Provide the data again in its entirety, exactly as given.

* **Figure content listings**:
============
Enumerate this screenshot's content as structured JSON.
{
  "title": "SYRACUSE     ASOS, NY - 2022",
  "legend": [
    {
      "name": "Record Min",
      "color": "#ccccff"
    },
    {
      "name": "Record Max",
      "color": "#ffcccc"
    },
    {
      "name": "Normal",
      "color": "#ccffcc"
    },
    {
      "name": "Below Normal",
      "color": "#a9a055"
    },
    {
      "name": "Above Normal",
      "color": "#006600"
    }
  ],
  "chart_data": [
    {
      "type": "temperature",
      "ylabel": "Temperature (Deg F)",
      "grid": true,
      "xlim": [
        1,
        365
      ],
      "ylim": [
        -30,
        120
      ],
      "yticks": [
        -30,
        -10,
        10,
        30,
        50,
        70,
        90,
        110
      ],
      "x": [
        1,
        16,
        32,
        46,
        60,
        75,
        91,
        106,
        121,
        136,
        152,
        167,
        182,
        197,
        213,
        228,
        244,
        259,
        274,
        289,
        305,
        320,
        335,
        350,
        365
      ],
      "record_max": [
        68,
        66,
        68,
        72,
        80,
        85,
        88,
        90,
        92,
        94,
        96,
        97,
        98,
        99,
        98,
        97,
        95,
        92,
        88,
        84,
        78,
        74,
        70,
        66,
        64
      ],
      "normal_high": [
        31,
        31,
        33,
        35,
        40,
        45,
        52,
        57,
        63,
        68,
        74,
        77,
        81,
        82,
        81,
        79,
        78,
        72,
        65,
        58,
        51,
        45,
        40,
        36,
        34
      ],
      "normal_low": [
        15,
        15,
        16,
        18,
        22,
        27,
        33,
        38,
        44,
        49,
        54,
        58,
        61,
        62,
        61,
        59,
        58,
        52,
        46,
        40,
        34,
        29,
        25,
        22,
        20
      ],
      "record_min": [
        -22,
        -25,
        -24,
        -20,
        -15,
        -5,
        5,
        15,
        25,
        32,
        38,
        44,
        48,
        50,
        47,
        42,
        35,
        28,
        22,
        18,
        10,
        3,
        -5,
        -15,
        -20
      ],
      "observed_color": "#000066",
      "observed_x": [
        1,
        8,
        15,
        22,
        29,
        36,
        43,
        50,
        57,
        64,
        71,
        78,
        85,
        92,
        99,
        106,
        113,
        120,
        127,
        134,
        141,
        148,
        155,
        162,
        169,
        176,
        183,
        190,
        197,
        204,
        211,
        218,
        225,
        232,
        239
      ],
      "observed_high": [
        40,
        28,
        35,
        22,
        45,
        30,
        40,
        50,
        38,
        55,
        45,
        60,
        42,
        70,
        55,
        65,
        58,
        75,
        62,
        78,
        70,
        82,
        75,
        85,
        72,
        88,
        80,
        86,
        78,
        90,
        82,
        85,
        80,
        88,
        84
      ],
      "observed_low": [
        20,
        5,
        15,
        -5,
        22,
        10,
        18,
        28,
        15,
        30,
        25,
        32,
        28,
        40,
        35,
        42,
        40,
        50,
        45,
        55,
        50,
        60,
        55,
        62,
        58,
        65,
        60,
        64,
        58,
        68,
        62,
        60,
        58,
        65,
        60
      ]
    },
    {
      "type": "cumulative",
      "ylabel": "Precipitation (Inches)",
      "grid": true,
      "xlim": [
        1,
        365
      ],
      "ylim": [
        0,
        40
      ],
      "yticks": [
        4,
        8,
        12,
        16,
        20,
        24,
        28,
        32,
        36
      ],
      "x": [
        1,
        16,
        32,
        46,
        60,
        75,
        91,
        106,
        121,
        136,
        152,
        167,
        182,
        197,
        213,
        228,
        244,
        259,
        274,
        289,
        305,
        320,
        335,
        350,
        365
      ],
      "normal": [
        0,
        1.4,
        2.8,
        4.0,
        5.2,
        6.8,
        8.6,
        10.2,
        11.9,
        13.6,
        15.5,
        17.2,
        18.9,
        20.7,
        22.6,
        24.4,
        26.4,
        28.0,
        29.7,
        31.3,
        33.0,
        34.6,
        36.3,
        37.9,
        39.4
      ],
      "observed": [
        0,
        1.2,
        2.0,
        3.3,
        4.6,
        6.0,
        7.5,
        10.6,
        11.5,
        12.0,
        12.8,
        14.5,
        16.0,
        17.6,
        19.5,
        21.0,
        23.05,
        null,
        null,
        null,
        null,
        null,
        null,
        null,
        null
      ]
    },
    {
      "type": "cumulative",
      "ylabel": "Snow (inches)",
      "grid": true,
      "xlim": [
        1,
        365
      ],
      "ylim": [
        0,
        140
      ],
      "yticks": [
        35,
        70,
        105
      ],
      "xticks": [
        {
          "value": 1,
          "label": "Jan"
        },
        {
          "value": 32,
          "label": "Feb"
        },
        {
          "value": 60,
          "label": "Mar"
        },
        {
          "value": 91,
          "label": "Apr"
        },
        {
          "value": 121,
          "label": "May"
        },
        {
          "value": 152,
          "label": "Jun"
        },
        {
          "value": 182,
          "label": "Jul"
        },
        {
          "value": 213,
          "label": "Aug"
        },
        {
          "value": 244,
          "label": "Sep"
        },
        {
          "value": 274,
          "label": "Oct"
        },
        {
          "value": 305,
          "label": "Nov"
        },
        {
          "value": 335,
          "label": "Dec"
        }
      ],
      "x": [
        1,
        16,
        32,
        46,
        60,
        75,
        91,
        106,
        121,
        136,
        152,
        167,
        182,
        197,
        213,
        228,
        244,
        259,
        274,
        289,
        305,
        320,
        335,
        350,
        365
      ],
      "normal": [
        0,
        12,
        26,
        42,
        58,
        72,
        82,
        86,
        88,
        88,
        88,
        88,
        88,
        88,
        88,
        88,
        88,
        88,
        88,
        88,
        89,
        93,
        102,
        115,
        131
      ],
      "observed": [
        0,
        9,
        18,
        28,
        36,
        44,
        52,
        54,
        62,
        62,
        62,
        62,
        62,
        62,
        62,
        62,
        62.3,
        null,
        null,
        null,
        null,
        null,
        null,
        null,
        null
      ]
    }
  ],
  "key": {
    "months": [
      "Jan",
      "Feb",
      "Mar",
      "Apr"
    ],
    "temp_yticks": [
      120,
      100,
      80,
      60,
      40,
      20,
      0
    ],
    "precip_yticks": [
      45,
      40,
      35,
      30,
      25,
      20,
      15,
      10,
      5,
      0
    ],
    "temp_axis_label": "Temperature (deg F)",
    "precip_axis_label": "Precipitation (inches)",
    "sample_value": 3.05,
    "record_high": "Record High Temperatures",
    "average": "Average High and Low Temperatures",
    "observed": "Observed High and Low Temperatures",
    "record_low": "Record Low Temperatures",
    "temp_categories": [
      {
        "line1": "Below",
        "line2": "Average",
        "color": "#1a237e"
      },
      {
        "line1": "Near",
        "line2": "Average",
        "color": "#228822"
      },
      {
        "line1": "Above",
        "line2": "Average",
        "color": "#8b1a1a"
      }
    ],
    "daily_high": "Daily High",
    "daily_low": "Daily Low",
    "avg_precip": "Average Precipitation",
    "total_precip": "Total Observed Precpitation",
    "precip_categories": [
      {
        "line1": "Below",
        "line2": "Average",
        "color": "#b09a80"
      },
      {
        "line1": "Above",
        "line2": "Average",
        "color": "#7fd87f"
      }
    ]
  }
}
============
* **Solution for this task**:
Enumerate this screenshot's content as structured JSON.
{
  "title": "SYRACUSE     ASOS, NY - 2022",
  "legend": [
    {
      "name": "Record Min",
      "color": "#ccccff"
    },
    {
      "name": "Record Max",
      "color": "#ffcccc"
    },
    {
      "name": "Normal",
      "color": "#ccffcc"
    },
    {
      "name": "Below Normal",
      "color": "#a9a055"
    },
    {
      "name": "Above Normal",
      "color": "#006600"
    }
  ],
  "chart_data": [
    {
      "type": "temperature",
      "ylabel": "Temperature (Deg F)",
      "grid": true,
      "xlim": [
        1,
        365
      ],
      "ylim": [
        -30,
        120
      ],
      "yticks": [
        -30,
        -10,
        10,
        30,
        50,
        70,
        90,
        110
      ],
      "x": [
        1,
        16,
        32,
        46,
        60,
        75,
        91,
        106,
        121,
        136,
        152,
        167,
        182,
        197,
        213,
        228,
        244,
        259,
        274,
        289,
        305,
        320,
        335,
        350,
        365
      ],
      "record_max": [
        68,
        66,
        68,
        72,
        80,
        85,
        88,
        90,
        92,
        94,
        96,
        97,
        98,
        99,
        98,
        97,
        95,
        92,
        88,
        84,
        78,
        74,
        70,
        66,
        64
      ],
      "normal_high": [
        31,
        31,
        33,
        35,
        40,
        45,
        52,
        57,
        63,
        68,
        74,
        77,
        81,
        82,
        81,
        79,
        78,
        72,
        65,
        58,
        51,
        45,
        40,
        36,
        34
      ],
      "normal_low": [
        15,
        15,
        16,
        18,
        22,
        27,
        33,
        38,
        44,
        49,
        54,
        58,
        61,
        62,
        61,
        59,
        58,
        52,
        46,
        40,
        34,
        29,
        25,
        22,
        20
      ],
      "record_min": [
        -22,
        -25,
        -24,
        -20,
        -15,
        -5,
        5,
        15,
        25,
        32,
        38,
        44,
        48,
        50,
        47,
        42,
        35,
        28,
        22,
        18,
        10,
        3,
        -5,
        -15,
        -20
      ],
      "observed_color": "#000066",
      "observed_x": [
        1,
        8,
        15,
        22,
        29,
        36,
        43,
        50,
        57,
        64,
        71,
        78,
        85,
        92,
        99,
        106,
        113,
        120,
        127,
        134,
        141,
        148,
        155,
        162,
        169,
        176,
        183,
        190,
        197,
        204,
        211,
        218,
        225,
        232,
        239
      ],
      "observed_high": [
        40,
        28,
        35,
        22,
        45,
        30,
        40,
        50,
        38,
        55,
        45,
        60,
        42,
        70,
        55,
        65,
        58,
        75,
        62,
        78,
        70,
        82,
        75,
        85,
        72,
        88,
        80,
        86,
        78,
        90,
        82,
        85,
        80,
        88,
        84
      ],
      "observed_low": [
        20,
        5,
        15,
        -5,
        22,
        10,
        18,
        28,
        15,
        30,
        25,
        32,
        28,
        40,
        35,
        42,
        40,
        50,
        45,
        55,
        50,
        60,
        55,
        62,
        58,
        65,
        60,
        64,
        58,
        68,
        62,
        60,
        58,
        65,
        60
      ]
    },
    {
      "type": "cumulative",
      "ylabel": "Precipitation (Inches)",
      "grid": true,
      "xlim": [
        1,
        365
      ],
      "ylim": [
        0,
        40
      ],
      "yticks": [
        4,
        8,
        12,
        16,
        20,
        24,
        28,
        32,
        36
      ],
      "x": [
        1,
        16,
        32,
        46,
        60,
        75,
        91,
        106,
        121,
        136,
        152,
        167,
        182,
        197,
        213,
        228,
        244,
        259,
        274,
        289,
        305,
        320,
        335,
        350,
        365
      ],
      "normal": [
        0,
        1.4,
        2.8,
        4.0,
        5.2,
        6.8,
        8.6,
        10.2,
        11.9,
        13.6,
        15.5,
        17.2,
        18.9,
        20.7,
        22.6,
        24.4,
        26.4,
        28.0,
        29.7,
        31.3,
        33.0,
        34.6,
        36.3,
        37.9,
        39.4
      ],
      "observed": [
        0,
        1.2,
        2.0,
        3.3,
        4.6,
        6.0,
        7.5,
        10.6,
        11.5,
        12.0,
        12.8,
        14.5,
        16.0,
        17.6,
        19.5,
        21.0,
        23.05,
        null,
        null,
        null,
        null,
        null,
        null,
        null,
        null
      ]
    },
    {
      "type": "cumulative",
      "ylabel": "Snow (inches)",
      "grid": true,
      "xlim": [
        1,
        365
      ],
      "ylim": [
        0,
        140
      ],
      "yticks": [
        35,
        70,
        105
      ],
      "xticks": [
        {
          "value": 1,
          "label": "Jan"
        },
        {
          "value": 32,
          "label": "Feb"
        },
        {
          "value": 60,
          "label": "Mar"
        },
        {
          "value": 91,
          "label": "Apr"
        },
        {
          "value": 121,
          "label": "May"
        },
        {
          "value": 152,
          "label": "Jun"
        },
        {
          "value": 182,
          "label": "Jul"
        },
        {
          "value": 213,
          "label": "Aug"
        },
        {
          "value": 244,
          "label": "Sep"
        },
        {
          "value": 274,
          "label": "Oct"
        },
        {
          "value": 305,
          "label": "Nov"
        },
        {
          "value": 335,
          "label": "Dec"
        }
      ],
      "x": [
        1,
        16,
        32,
        46,
        60,
        75,
        91,
        106,
        121,
        136,
        152,
        167,
        182,
        197,
        213,
        228,
        244,
        259,
        274,
        289,
        305,
        320,
        335,
        350,
        365
      ],
      "normal": [
        0,
        12,
        26,
        42,
        58,
        72,
        82,
        86,
        88,
        88,
        88,
        88,
        88,
        88,
        88,
        88,
        88,
        88,
        88,
        88,
        89,
        93,
        102,
        115,
        131
      ],
      "observed": [
        0,
        9,
        18,
        28,
        36,
        44,
        52,
        54,
        62,
        62,
        62,
        62,
        62,
        62,
        62,
        62,
        62.3,
        null,
        null,
        null,
        null,
        null,
        null,
        null,
        null
      ]
    }
  ],
  "key": {
    "months": [
      "Jan",
      "Feb",
      "Mar",
      "Apr"
    ],
    "temp_yticks": [
      120,
      100,
      80,
      60,
      40,
      20,
      0
    ],
    "precip_yticks": [
      45,
      40,
      35,
      30,
      25,
      20,
      15,
      10,
      5,
      0
    ],
    "temp_axis_label": "Temperature (deg F)",
    "precip_axis_label": "Precipitation (inches)",
    "sample_value": 3.05,
    "record_high": "Record High Temperatures",
    "average": "Average High and Low Temperatures",
    "observed": "Observed High and Low Temperatures",
    "record_low": "Record Low Temperatures",
    "temp_categories": [
      {
        "line1": "Below",
        "line2": "Average",
        "color": "#1a237e"
      },
      {
        "line1": "Near",
        "line2": "Average",
        "color": "#228822"
      },
      {
        "line1": "Above",
        "line2": "Average",
        "color": "#8b1a1a"
      }
    ],
    "daily_high": "Daily High",
    "daily_low": "Daily Low",
    "avg_precip": "Average Precipitation",
    "total_precip": "Total Observed Precpitation",
    "precip_categories": [
      {
        "line1": "Below",
        "line2": "Average",
        "color": "#b09a80"
      },
      {
        "line1": "Above",
        "line2": "Average",
        "color": "#7fd87f"
      }
    ]
  }
}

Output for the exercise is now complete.